DIRECTIONS = Count how many lines below contain the word "Calgary", then give that number alone.
____ DATA PROVIDED
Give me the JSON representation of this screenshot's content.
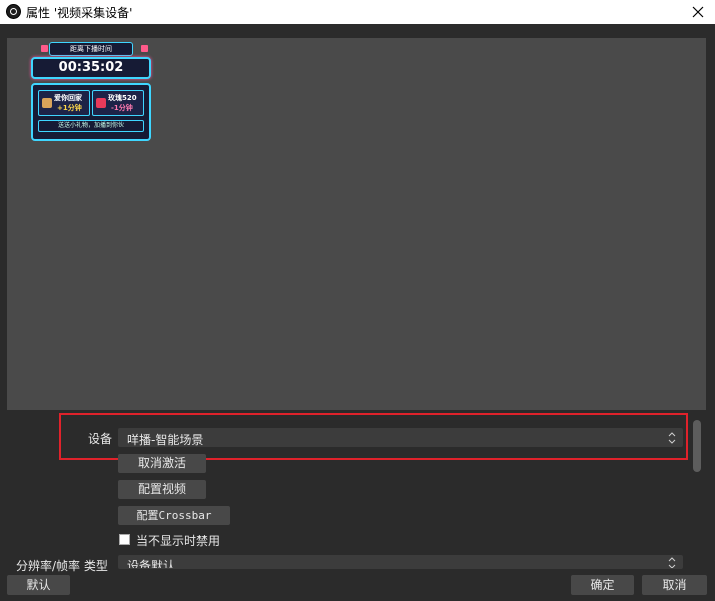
{
  "window": {
    "title": "属性 '视频采集设备'"
  },
  "widget": {
    "ribbon_text": "距离下播时间",
    "timer": "00:35:02",
    "cards": [
      {
        "title": "爱你回家",
        "delta": "+1分钟"
      },
      {
        "title": "玫瑰520",
        "delta": "-1分钟"
      }
    ],
    "note": "送送小礼物，加播到你伙"
  },
  "properties": {
    "device_label": "设备",
    "device_value": "咩播-智能场景",
    "deactivate_button": "取消激活",
    "configure_video_button": "配置视频",
    "configure_crossbar_button": "配置Crossbar",
    "disable_when_hidden_label": "当不显示时禁用",
    "disable_when_hidden_checked": false,
    "res_fps_label": "分辨率/帧率 类型",
    "res_fps_value": "设备默认"
  },
  "footer": {
    "defaults_button": "默认",
    "ok_button": "确定",
    "cancel_button": "取消"
  },
  "colors": {
    "highlight": "#e0222b",
    "widget_border": "#3fd6ff",
    "accent_gold": "#ffd84a"
  }
}
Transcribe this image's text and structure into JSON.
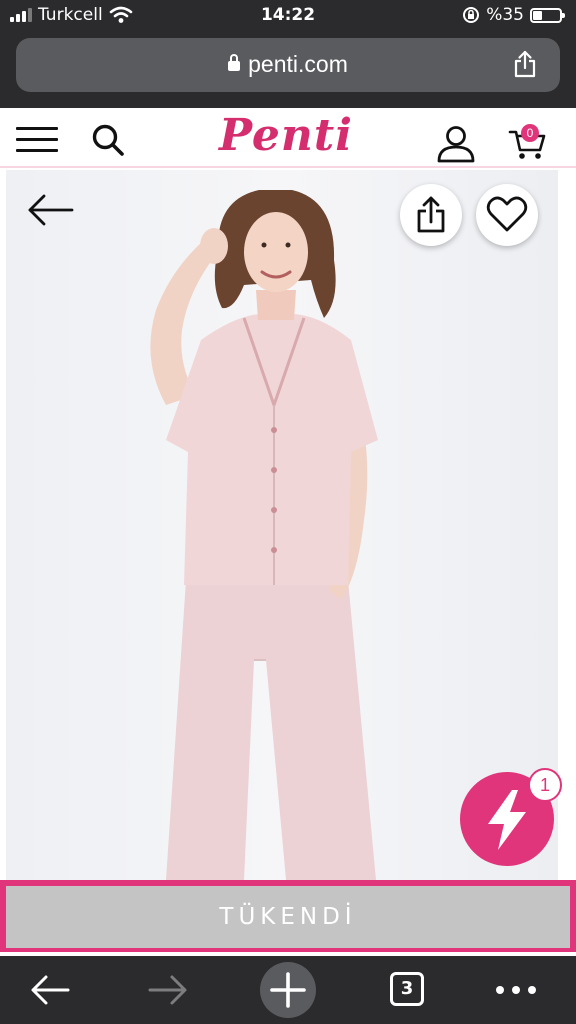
{
  "status_bar": {
    "carrier": "Turkcell",
    "time": "14:22",
    "battery_percent": "%35",
    "battery_level": 0.35
  },
  "browser": {
    "url": "penti.com",
    "open_tabs": "3"
  },
  "site": {
    "logo_text": "Penti",
    "cart_count": "0",
    "brand_color": "#d52e6e"
  },
  "product": {
    "flash_badge_count": "1",
    "sold_out_label": "TÜKENDİ"
  },
  "icons": {
    "menu": "hamburger-icon",
    "search": "search-icon",
    "user": "user-icon",
    "cart": "cart-icon",
    "back": "arrow-left-icon",
    "share": "share-icon",
    "favorite": "heart-icon",
    "flash": "lightning-icon"
  }
}
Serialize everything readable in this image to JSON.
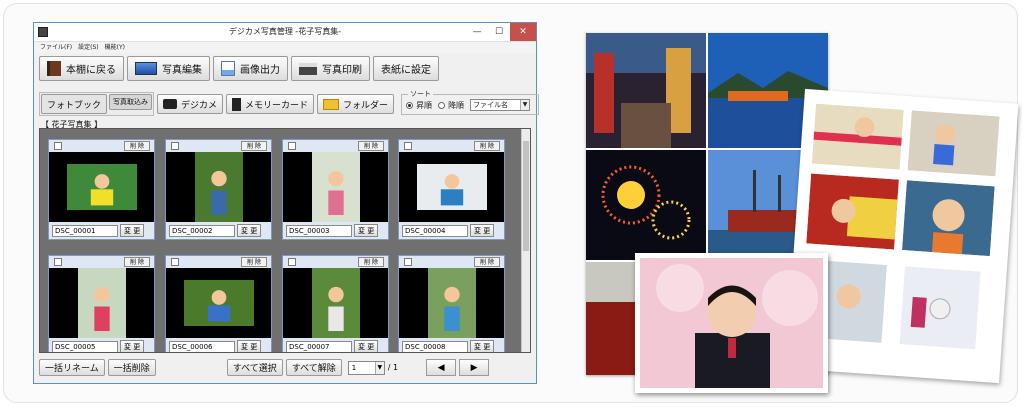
{
  "window": {
    "title": "デジカメ写真管理 -花子写真集-",
    "controls": {
      "minimize": "—",
      "maximize": "☐",
      "close": "✕"
    }
  },
  "menu": {
    "file": "ファイル(F)",
    "settings": "設定(S)",
    "tools": "機能(Y)"
  },
  "toolbar": {
    "back_to_shelf": "本棚に戻る",
    "photo_edit": "写真編集",
    "image_export": "画像出力",
    "photo_print": "写真印刷",
    "set_cover": "表紙に設定"
  },
  "import_bar": {
    "photobook": "フォトブック",
    "import_photos": "写真取込み",
    "digicam": "デジカメ",
    "memory_card": "メモリーカード",
    "folder": "フォルダー"
  },
  "sort": {
    "label": "ソート",
    "ascending": "昇順",
    "descending": "降順",
    "field": "ファイル名",
    "selected": "ascending"
  },
  "album_title": "【 花子写真集 】",
  "photo_card": {
    "delete_label": "削 除",
    "change_label": "変 更"
  },
  "photos": [
    {
      "filename": "DSC_00001",
      "orientation": "landscape"
    },
    {
      "filename": "DSC_00002",
      "orientation": "portrait"
    },
    {
      "filename": "DSC_00003",
      "orientation": "portrait"
    },
    {
      "filename": "DSC_00004",
      "orientation": "landscape"
    },
    {
      "filename": "DSC_00005",
      "orientation": "portrait"
    },
    {
      "filename": "DSC_00006",
      "orientation": "landscape"
    },
    {
      "filename": "DSC_00007",
      "orientation": "portrait"
    },
    {
      "filename": "DSC_00008",
      "orientation": "portrait"
    }
  ],
  "bottom_bar": {
    "batch_rename": "一括リネーム",
    "batch_delete": "一括削除",
    "select_all": "すべて選択",
    "deselect_all": "すべて解除",
    "page": "1",
    "total_pages": "/ 1",
    "prev_icon": "◀",
    "next_icon": "▶"
  },
  "colors": {
    "window_border": "#5a8fd6",
    "close_button": "#c7504a",
    "gallery_bg": "#707070",
    "card_header": "#dfe7f5"
  }
}
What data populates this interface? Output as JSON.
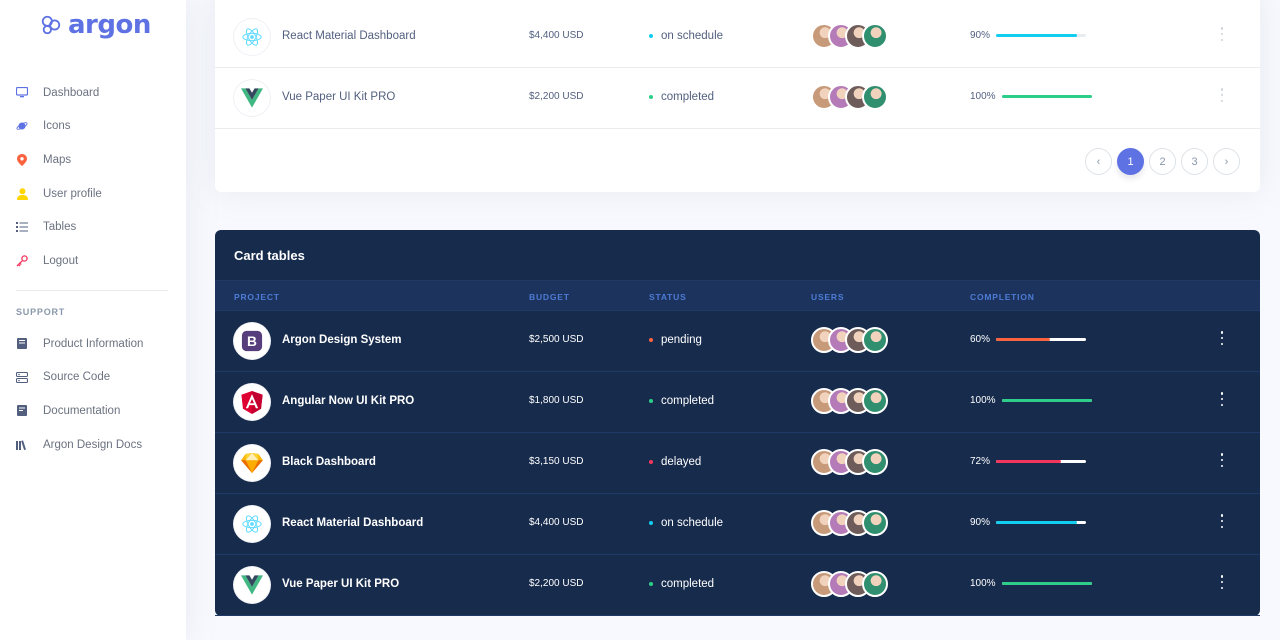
{
  "brand": {
    "name": "argon",
    "logo_icon": "atom-logo-icon",
    "color": "#5e72e4"
  },
  "nav": [
    {
      "label": "Dashboard",
      "icon": "tv-icon",
      "color": "#5e72e4"
    },
    {
      "label": "Icons",
      "icon": "planet-icon",
      "color": "#5e72e4"
    },
    {
      "label": "Maps",
      "icon": "pin-icon",
      "color": "#fb6340"
    },
    {
      "label": "User profile",
      "icon": "user-icon",
      "color": "#ffd600"
    },
    {
      "label": "Tables",
      "icon": "list-icon",
      "color": "#525f7f"
    },
    {
      "label": "Logout",
      "icon": "key-icon",
      "color": "#f5365c"
    }
  ],
  "support": {
    "heading": "SUPPORT",
    "items": [
      {
        "label": "Product Information",
        "icon": "book-icon"
      },
      {
        "label": "Source Code",
        "icon": "code-icon"
      },
      {
        "label": "Documentation",
        "icon": "doc-icon"
      },
      {
        "label": "Argon Design Docs",
        "icon": "library-icon"
      }
    ]
  },
  "light_table": {
    "rows": [
      {
        "project": "React Material Dashboard",
        "icon": "react-icon",
        "budget": "$4,400 USD",
        "status": "on schedule",
        "status_color": "#11cdef",
        "completion": "90%",
        "progress": 0.9,
        "bar_color": "#11cdef"
      },
      {
        "project": "Vue Paper UI Kit PRO",
        "icon": "vue-icon",
        "budget": "$2,200 USD",
        "status": "completed",
        "status_color": "#2dce89",
        "completion": "100%",
        "progress": 1.0,
        "bar_color": "#2dce89"
      }
    ],
    "pagination": {
      "prev": "‹",
      "pages": [
        "1",
        "2",
        "3"
      ],
      "next": "›",
      "active": "1"
    }
  },
  "dark_table": {
    "title": "Card tables",
    "headers": [
      "PROJECT",
      "BUDGET",
      "STATUS",
      "USERS",
      "COMPLETION"
    ],
    "rows": [
      {
        "project": "Argon Design System",
        "icon": "bootstrap-icon",
        "budget": "$2,500 USD",
        "status": "pending",
        "status_color": "#fb6340",
        "completion": "60%",
        "progress": 0.6,
        "bar_color": "#fb6340"
      },
      {
        "project": "Angular Now UI Kit PRO",
        "icon": "angular-icon",
        "budget": "$1,800 USD",
        "status": "completed",
        "status_color": "#2dce89",
        "completion": "100%",
        "progress": 1.0,
        "bar_color": "#2dce89"
      },
      {
        "project": "Black Dashboard",
        "icon": "sketch-icon",
        "budget": "$3,150 USD",
        "status": "delayed",
        "status_color": "#f5365c",
        "completion": "72%",
        "progress": 0.72,
        "bar_color": "#f5365c"
      },
      {
        "project": "React Material Dashboard",
        "icon": "react-icon",
        "budget": "$4,400 USD",
        "status": "on schedule",
        "status_color": "#11cdef",
        "completion": "90%",
        "progress": 0.9,
        "bar_color": "#11cdef"
      },
      {
        "project": "Vue Paper UI Kit PRO",
        "icon": "vue-icon",
        "budget": "$2,200 USD",
        "status": "completed",
        "status_color": "#2dce89",
        "completion": "100%",
        "progress": 1.0,
        "bar_color": "#2dce89"
      }
    ]
  },
  "avatar_colors": [
    "#c79a7a",
    "#b57bb8",
    "#6e5c5a",
    "#2f8f6f"
  ]
}
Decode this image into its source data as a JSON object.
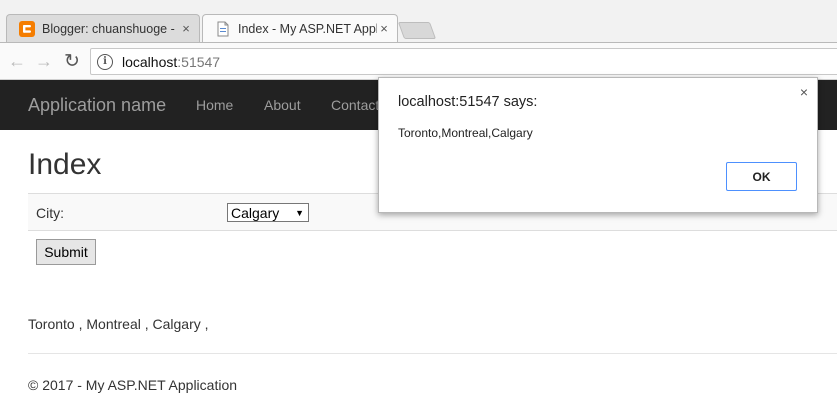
{
  "browser": {
    "tabs": [
      {
        "title": "Blogger: chuanshuoge - (",
        "close": "×"
      },
      {
        "title": "Index - My ASP.NET Appl",
        "close": "×"
      }
    ],
    "nav": {
      "back": "←",
      "forward": "→",
      "reload": "↻"
    },
    "address": {
      "host": "localhost",
      "port": ":51547",
      "info_glyph": "i"
    }
  },
  "site": {
    "brand": "Application name",
    "nav": [
      "Home",
      "About",
      "Contact"
    ]
  },
  "page": {
    "heading": "Index",
    "city_label": "City:",
    "city_selected": "Calgary",
    "select_arrow": "▼",
    "submit_label": "Submit",
    "cities_output": "Toronto , Montreal , Calgary ,",
    "footer": "© 2017 - My ASP.NET Application"
  },
  "dialog": {
    "title": "localhost:51547 says:",
    "close": "×",
    "message": "Toronto,Montreal,Calgary",
    "ok_label": "OK"
  },
  "colors": {
    "navbar_bg": "#222222",
    "nav_text": "#9d9d9d",
    "ok_border": "#4d90fe"
  }
}
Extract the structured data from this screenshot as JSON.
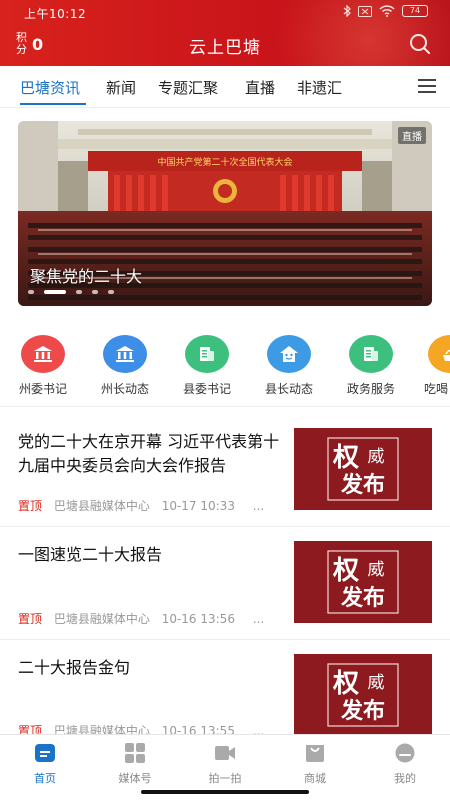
{
  "status_bar": {
    "time": "上午10:12",
    "battery": "74"
  },
  "header": {
    "points_label": "积分",
    "points_value": "0",
    "title": "云上巴塘"
  },
  "tabs": [
    {
      "label": "巴塘资讯",
      "active": true
    },
    {
      "label": "新闻",
      "active": false
    },
    {
      "label": "专题汇聚",
      "active": false
    },
    {
      "label": "直播",
      "active": false
    },
    {
      "label": "非遗汇",
      "active": false
    }
  ],
  "banner": {
    "caption": "聚焦党的二十大",
    "live_badge": "直播",
    "hall_banner": "中国共产党第二十次全国代表大会",
    "slide_count": 5,
    "active_slide": 2
  },
  "quick_links": [
    {
      "label": "州委书记",
      "color": "#ef4a4a",
      "icon": "government-building-icon"
    },
    {
      "label": "州长动态",
      "color": "#3d8ee6",
      "icon": "government-building-icon"
    },
    {
      "label": "县委书记",
      "color": "#3dbf7e",
      "icon": "document-icon"
    },
    {
      "label": "县长动态",
      "color": "#3d9be6",
      "icon": "person-house-icon"
    },
    {
      "label": "政务服务",
      "color": "#3dbf7e",
      "icon": "document-icon"
    },
    {
      "label": "吃喝",
      "color": "#f5a623",
      "icon": "food-icon"
    }
  ],
  "news": [
    {
      "title": "党的二十大在京开幕 习近平代表第十九届中央委员会向大会作报告",
      "tag": "置顶",
      "source": "巴塘县融媒体中心",
      "time": "10-17 10:33",
      "more": "...",
      "thumb": {
        "line1": "权",
        "line1b": "威",
        "line2": "发布"
      }
    },
    {
      "title": "一图速览二十大报告",
      "tag": "置顶",
      "source": "巴塘县融媒体中心",
      "time": "10-16 13:56",
      "more": "...",
      "thumb": {
        "line1": "权",
        "line1b": "威",
        "line2": "发布"
      }
    },
    {
      "title": "二十大报告金句",
      "tag": "置顶",
      "source": "巴塘县融媒体中心",
      "time": "10-16 13:55",
      "more": "...",
      "thumb": {
        "line1": "权",
        "line1b": "威",
        "line2": "发布"
      }
    }
  ],
  "bottom_nav": [
    {
      "label": "首页",
      "active": true,
      "icon": "home-icon"
    },
    {
      "label": "媒体号",
      "active": false,
      "icon": "grid-icon"
    },
    {
      "label": "拍一拍",
      "active": false,
      "icon": "video-camera-icon"
    },
    {
      "label": "商城",
      "active": false,
      "icon": "shopping-bag-icon"
    },
    {
      "label": "我的",
      "active": false,
      "icon": "profile-icon"
    }
  ],
  "colors": {
    "brand_red": "#d8221d",
    "accent_blue": "#1a73c8",
    "top_tag": "#d9281e"
  }
}
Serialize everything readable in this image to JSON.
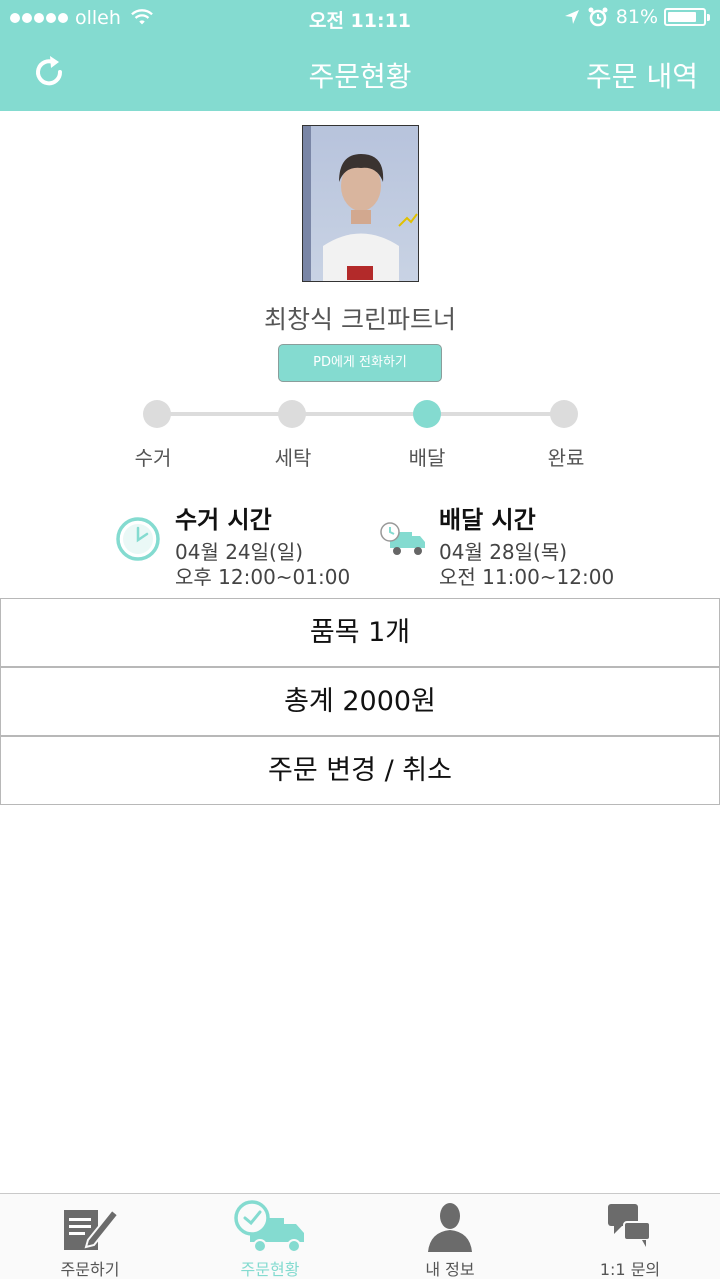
________
ANSWER TO THE TASK = 3